• _Given problem_:
Set down each entry exactly as given; pictures should not appear in the copy.

[Excerpts from a figure dataset]
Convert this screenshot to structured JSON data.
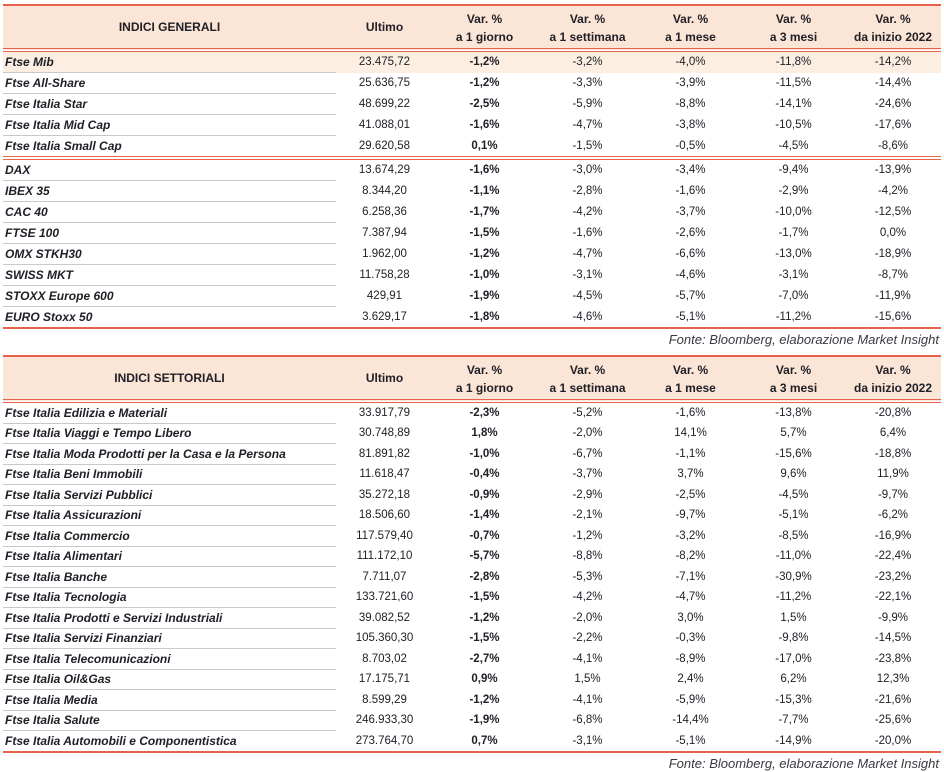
{
  "colors": {
    "accent": "#E8614C",
    "header_bg": "#FBE5D6",
    "highlight_row_bg": "#FCEFE2",
    "divider_gray": "#C9C9C9",
    "text": "#202028",
    "fonte_text": "#3A3A42"
  },
  "tables": [
    {
      "title": "INDICI GENERALI",
      "header": {
        "ultimo_label": "Ultimo",
        "var_label": "Var. %",
        "periods": [
          "a 1 giorno",
          "a 1 settimana",
          "a 1 mese",
          "a 3 mesi",
          "da inizio 2022"
        ]
      },
      "groups": [
        {
          "rows": [
            {
              "name": "Ftse Mib",
              "highlight": true,
              "values": [
                "23.475,72",
                "-1,2%",
                "-3,2%",
                "-4,0%",
                "-11,8%",
                "-14,2%"
              ]
            },
            {
              "name": "Ftse All-Share",
              "values": [
                "25.636,75",
                "-1,2%",
                "-3,3%",
                "-3,9%",
                "-11,5%",
                "-14,4%"
              ]
            },
            {
              "name": "Ftse Italia Star",
              "values": [
                "48.699,22",
                "-2,5%",
                "-5,9%",
                "-8,8%",
                "-14,1%",
                "-24,6%"
              ]
            },
            {
              "name": "Ftse Italia Mid Cap",
              "values": [
                "41.088,01",
                "-1,6%",
                "-4,7%",
                "-3,8%",
                "-10,5%",
                "-17,6%"
              ]
            },
            {
              "name": "Ftse Italia Small Cap",
              "values": [
                "29.620,58",
                "0,1%",
                "-1,5%",
                "-0,5%",
                "-4,5%",
                "-8,6%"
              ]
            }
          ]
        },
        {
          "rows": [
            {
              "name": "DAX",
              "values": [
                "13.674,29",
                "-1,6%",
                "-3,0%",
                "-3,4%",
                "-9,4%",
                "-13,9%"
              ]
            },
            {
              "name": "IBEX 35",
              "values": [
                "8.344,20",
                "-1,1%",
                "-2,8%",
                "-1,6%",
                "-2,9%",
                "-4,2%"
              ]
            },
            {
              "name": "CAC 40",
              "values": [
                "6.258,36",
                "-1,7%",
                "-4,2%",
                "-3,7%",
                "-10,0%",
                "-12,5%"
              ]
            },
            {
              "name": "FTSE 100",
              "values": [
                "7.387,94",
                "-1,5%",
                "-1,6%",
                "-2,6%",
                "-1,7%",
                "0,0%"
              ]
            },
            {
              "name": "OMX STKH30",
              "values": [
                "1.962,00",
                "-1,2%",
                "-4,7%",
                "-6,6%",
                "-13,0%",
                "-18,9%"
              ]
            },
            {
              "name": "SWISS MKT",
              "values": [
                "11.758,28",
                "-1,0%",
                "-3,1%",
                "-4,6%",
                "-3,1%",
                "-8,7%"
              ]
            },
            {
              "name": "STOXX Europe 600",
              "values": [
                "429,91",
                "-1,9%",
                "-4,5%",
                "-5,7%",
                "-7,0%",
                "-11,9%"
              ]
            },
            {
              "name": "EURO Stoxx 50",
              "values": [
                "3.629,17",
                "-1,8%",
                "-4,6%",
                "-5,1%",
                "-11,2%",
                "-15,6%"
              ]
            }
          ]
        }
      ],
      "fonte": "Fonte: Bloomberg, elaborazione Market Insight"
    },
    {
      "title": "INDICI SETTORIALI",
      "header": {
        "ultimo_label": "Ultimo",
        "var_label": "Var. %",
        "periods": [
          "a 1 giorno",
          "a 1 settimana",
          "a 1 mese",
          "a 3 mesi",
          "da inizio 2022"
        ]
      },
      "groups": [
        {
          "rows": [
            {
              "name": "Ftse Italia Edilizia e Materiali",
              "values": [
                "33.917,79",
                "-2,3%",
                "-5,2%",
                "-1,6%",
                "-13,8%",
                "-20,8%"
              ]
            },
            {
              "name": "Ftse Italia Viaggi e Tempo Libero",
              "values": [
                "30.748,89",
                "1,8%",
                "-2,0%",
                "14,1%",
                "5,7%",
                "6,4%"
              ]
            },
            {
              "name": "Ftse Italia Moda Prodotti per la Casa e la Persona",
              "values": [
                "81.891,82",
                "-1,0%",
                "-6,7%",
                "-1,1%",
                "-15,6%",
                "-18,8%"
              ]
            },
            {
              "name": "Ftse Italia Beni Immobili",
              "values": [
                "11.618,47",
                "-0,4%",
                "-3,7%",
                "3,7%",
                "9,6%",
                "11,9%"
              ]
            },
            {
              "name": "Ftse Italia Servizi Pubblici",
              "values": [
                "35.272,18",
                "-0,9%",
                "-2,9%",
                "-2,5%",
                "-4,5%",
                "-9,7%"
              ]
            },
            {
              "name": "Ftse Italia Assicurazioni",
              "values": [
                "18.506,60",
                "-1,4%",
                "-2,1%",
                "-9,7%",
                "-5,1%",
                "-6,2%"
              ]
            },
            {
              "name": "Ftse Italia Commercio",
              "values": [
                "117.579,40",
                "-0,7%",
                "-1,2%",
                "-3,2%",
                "-8,5%",
                "-16,9%"
              ]
            },
            {
              "name": "Ftse Italia Alimentari",
              "values": [
                "111.172,10",
                "-5,7%",
                "-8,8%",
                "-8,2%",
                "-11,0%",
                "-22,4%"
              ]
            },
            {
              "name": "Ftse Italia Banche",
              "values": [
                "7.711,07",
                "-2,8%",
                "-5,3%",
                "-7,1%",
                "-30,9%",
                "-23,2%"
              ]
            },
            {
              "name": "Ftse Italia Tecnologia",
              "values": [
                "133.721,60",
                "-1,5%",
                "-4,2%",
                "-4,7%",
                "-11,2%",
                "-22,1%"
              ]
            },
            {
              "name": "Ftse Italia Prodotti e Servizi Industriali",
              "values": [
                "39.082,52",
                "-1,2%",
                "-2,0%",
                "3,0%",
                "1,5%",
                "-9,9%"
              ]
            },
            {
              "name": "Ftse Italia Servizi Finanziari",
              "values": [
                "105.360,30",
                "-1,5%",
                "-2,2%",
                "-0,3%",
                "-9,8%",
                "-14,5%"
              ]
            },
            {
              "name": "Ftse Italia Telecomunicazioni",
              "values": [
                "8.703,02",
                "-2,7%",
                "-4,1%",
                "-8,9%",
                "-17,0%",
                "-23,8%"
              ]
            },
            {
              "name": "Ftse Italia Oil&Gas",
              "values": [
                "17.175,71",
                "0,9%",
                "1,5%",
                "2,4%",
                "6,2%",
                "12,3%"
              ]
            },
            {
              "name": "Ftse Italia Media",
              "values": [
                "8.599,29",
                "-1,2%",
                "-4,1%",
                "-5,9%",
                "-15,3%",
                "-21,6%"
              ]
            },
            {
              "name": "Ftse Italia Salute",
              "values": [
                "246.933,30",
                "-1,9%",
                "-6,8%",
                "-14,4%",
                "-7,7%",
                "-25,6%"
              ]
            },
            {
              "name": "Ftse Italia Automobili e Componentistica",
              "values": [
                "273.764,70",
                "0,7%",
                "-3,1%",
                "-5,1%",
                "-14,9%",
                "-20,0%"
              ]
            }
          ]
        }
      ],
      "fonte": "Fonte: Bloomberg, elaborazione Market Insight"
    }
  ]
}
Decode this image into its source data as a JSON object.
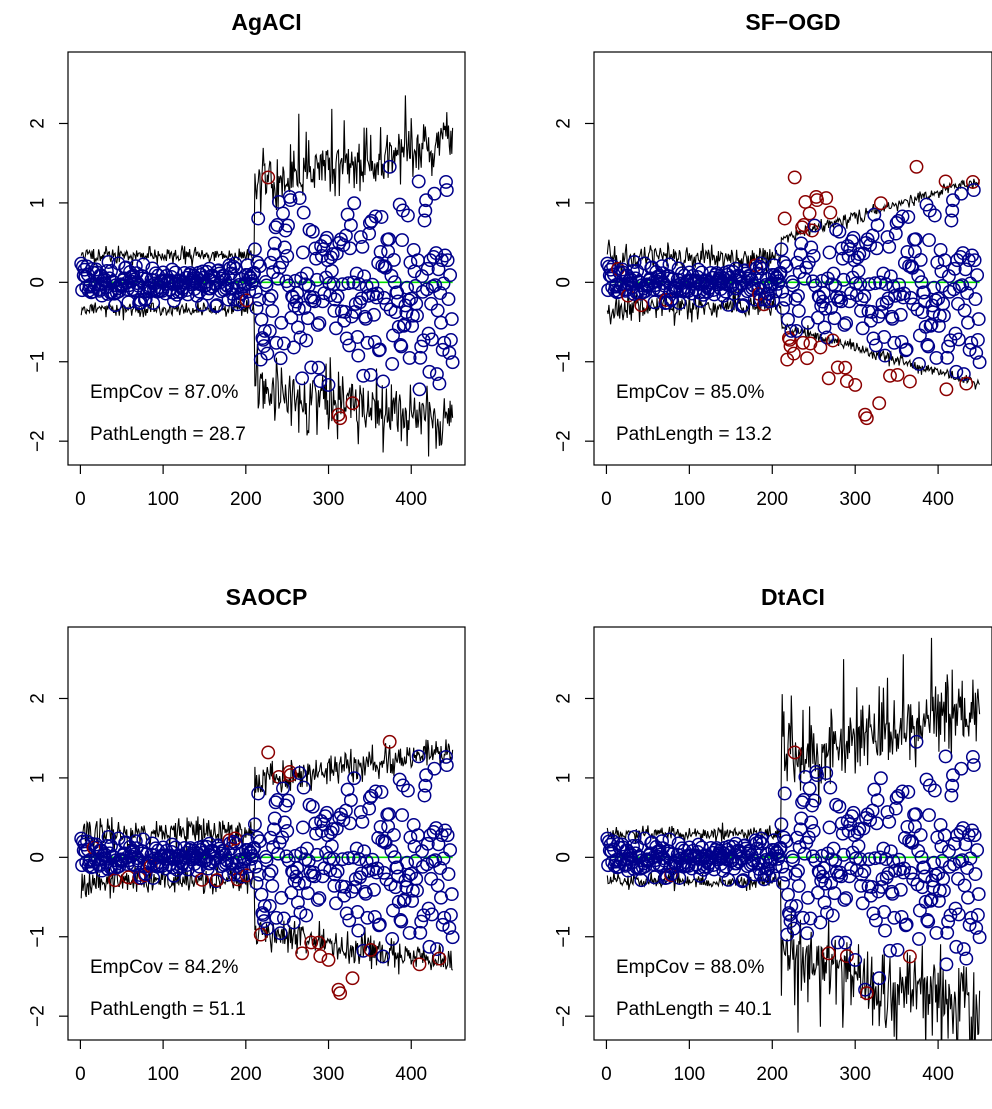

• _Solution to the exercise_:
Convert this screenshot to structured JSON data.
{
  "colors": {
    "accent": "#E8614C",
    "header_bg": "#FBE5D6",
    "highlight_row_bg": "#FCEFE2",
    "divider_gray": "#C9C9C9",
    "text": "#202028",
    "fonte_text": "#3A3A42"
  },
  "tables": [
    {
      "title": "INDICI GENERALI",
      "header": {
        "ultimo_label": "Ultimo",
        "var_label": "Var. %",
        "periods": [
          "a 1 giorno",
          "a 1 settimana",
          "a 1 mese",
          "a 3 mesi",
          "da inizio 2022"
        ]
      },
      "groups": [
        {
          "rows": [
            {
              "name": "Ftse Mib",
              "highlight": true,
              "values": [
                "23.475,72",
                "-1,2%",
                "-3,2%",
                "-4,0%",
                "-11,8%",
                "-14,2%"
              ]
            },
            {
              "name": "Ftse All-Share",
              "values": [
                "25.636,75",
                "-1,2%",
                "-3,3%",
                "-3,9%",
                "-11,5%",
                "-14,4%"
              ]
            },
            {
              "name": "Ftse Italia Star",
              "values": [
                "48.699,22",
                "-2,5%",
                "-5,9%",
                "-8,8%",
                "-14,1%",
                "-24,6%"
              ]
            },
            {
              "name": "Ftse Italia Mid Cap",
              "values": [
                "41.088,01",
                "-1,6%",
                "-4,7%",
                "-3,8%",
                "-10,5%",
                "-17,6%"
              ]
            },
            {
              "name": "Ftse Italia Small Cap",
              "values": [
                "29.620,58",
                "0,1%",
                "-1,5%",
                "-0,5%",
                "-4,5%",
                "-8,6%"
              ]
            }
          ]
        },
        {
          "rows": [
            {
              "name": "DAX",
              "values": [
                "13.674,29",
                "-1,6%",
                "-3,0%",
                "-3,4%",
                "-9,4%",
                "-13,9%"
              ]
            },
            {
              "name": "IBEX 35",
              "values": [
                "8.344,20",
                "-1,1%",
                "-2,8%",
                "-1,6%",
                "-2,9%",
                "-4,2%"
              ]
            },
            {
              "name": "CAC 40",
              "values": [
                "6.258,36",
                "-1,7%",
                "-4,2%",
                "-3,7%",
                "-10,0%",
                "-12,5%"
              ]
            },
            {
              "name": "FTSE 100",
              "values": [
                "7.387,94",
                "-1,5%",
                "-1,6%",
                "-2,6%",
                "-1,7%",
                "0,0%"
              ]
            },
            {
              "name": "OMX STKH30",
              "values": [
                "1.962,00",
                "-1,2%",
                "-4,7%",
                "-6,6%",
                "-13,0%",
                "-18,9%"
              ]
            },
            {
              "name": "SWISS MKT",
              "values": [
                "11.758,28",
                "-1,0%",
                "-3,1%",
                "-4,6%",
                "-3,1%",
                "-8,7%"
              ]
            },
            {
              "name": "STOXX Europe 600",
              "values": [
                "429,91",
                "-1,9%",
                "-4,5%",
                "-5,7%",
                "-7,0%",
                "-11,9%"
              ]
            },
            {
              "name": "EURO Stoxx 50",
              "values": [
                "3.629,17",
                "-1,8%",
                "-4,6%",
                "-5,1%",
                "-11,2%",
                "-15,6%"
              ]
            }
          ]
        }
      ],
      "fonte": "Fonte: Bloomberg, elaborazione Market Insight"
    },
    {
      "title": "INDICI SETTORIALI",
      "header": {
        "ultimo_label": "Ultimo",
        "var_label": "Var. %",
        "periods": [
          "a 1 giorno",
          "a 1 settimana",
          "a 1 mese",
          "a 3 mesi",
          "da inizio 2022"
        ]
      },
      "groups": [
        {
          "rows": [
            {
              "name": "Ftse Italia Edilizia e Materiali",
              "values": [
                "33.917,79",
                "-2,3%",
                "-5,2%",
                "-1,6%",
                "-13,8%",
                "-20,8%"
              ]
            },
            {
              "name": "Ftse Italia Viaggi e Tempo Libero",
              "values": [
                "30.748,89",
                "1,8%",
                "-2,0%",
                "14,1%",
                "5,7%",
                "6,4%"
              ]
            },
            {
              "name": "Ftse Italia Moda Prodotti per la Casa e la Persona",
              "values": [
                "81.891,82",
                "-1,0%",
                "-6,7%",
                "-1,1%",
                "-15,6%",
                "-18,8%"
              ]
            },
            {
              "name": "Ftse Italia Beni Immobili",
              "values": [
                "11.618,47",
                "-0,4%",
                "-3,7%",
                "3,7%",
                "9,6%",
                "11,9%"
              ]
            },
            {
              "name": "Ftse Italia Servizi Pubblici",
              "values": [
                "35.272,18",
                "-0,9%",
                "-2,9%",
                "-2,5%",
                "-4,5%",
                "-9,7%"
              ]
            },
            {
              "name": "Ftse Italia Assicurazioni",
              "values": [
                "18.506,60",
                "-1,4%",
                "-2,1%",
                "-9,7%",
                "-5,1%",
                "-6,2%"
              ]
            },
            {
              "name": "Ftse Italia Commercio",
              "values": [
                "117.579,40",
                "-0,7%",
                "-1,2%",
                "-3,2%",
                "-8,5%",
                "-16,9%"
              ]
            },
            {
              "name": "Ftse Italia Alimentari",
              "values": [
                "111.172,10",
                "-5,7%",
                "-8,8%",
                "-8,2%",
                "-11,0%",
                "-22,4%"
              ]
            },
            {
              "name": "Ftse Italia Banche",
              "values": [
                "7.711,07",
                "-2,8%",
                "-5,3%",
                "-7,1%",
                "-30,9%",
                "-23,2%"
              ]
            },
            {
              "name": "Ftse Italia Tecnologia",
              "values": [
                "133.721,60",
                "-1,5%",
                "-4,2%",
                "-4,7%",
                "-11,2%",
                "-22,1%"
              ]
            },
            {
              "name": "Ftse Italia Prodotti e Servizi Industriali",
              "values": [
                "39.082,52",
                "-1,2%",
                "-2,0%",
                "3,0%",
                "1,5%",
                "-9,9%"
              ]
            },
            {
              "name": "Ftse Italia Servizi Finanziari",
              "values": [
                "105.360,30",
                "-1,5%",
                "-2,2%",
                "-0,3%",
                "-9,8%",
                "-14,5%"
              ]
            },
            {
              "name": "Ftse Italia Telecomunicazioni",
              "values": [
                "8.703,02",
                "-2,7%",
                "-4,1%",
                "-8,9%",
                "-17,0%",
                "-23,8%"
              ]
            },
            {
              "name": "Ftse Italia Oil&Gas",
              "values": [
                "17.175,71",
                "0,9%",
                "1,5%",
                "2,4%",
                "6,2%",
                "12,3%"
              ]
            },
            {
              "name": "Ftse Italia Media",
              "values": [
                "8.599,29",
                "-1,2%",
                "-4,1%",
                "-5,9%",
                "-15,3%",
                "-21,6%"
              ]
            },
            {
              "name": "Ftse Italia Salute",
              "values": [
                "246.933,30",
                "-1,9%",
                "-6,8%",
                "-14,4%",
                "-7,7%",
                "-25,6%"
              ]
            },
            {
              "name": "Ftse Italia Automobili e Componentistica",
              "values": [
                "273.764,70",
                "0,7%",
                "-3,1%",
                "-5,1%",
                "-14,9%",
                "-20,0%"
              ]
            }
          ]
        }
      ],
      "fonte": "Fonte: Bloomberg, elaborazione Market Insight"
    }
  ]
}
Decode this image into its source data as a JSON object.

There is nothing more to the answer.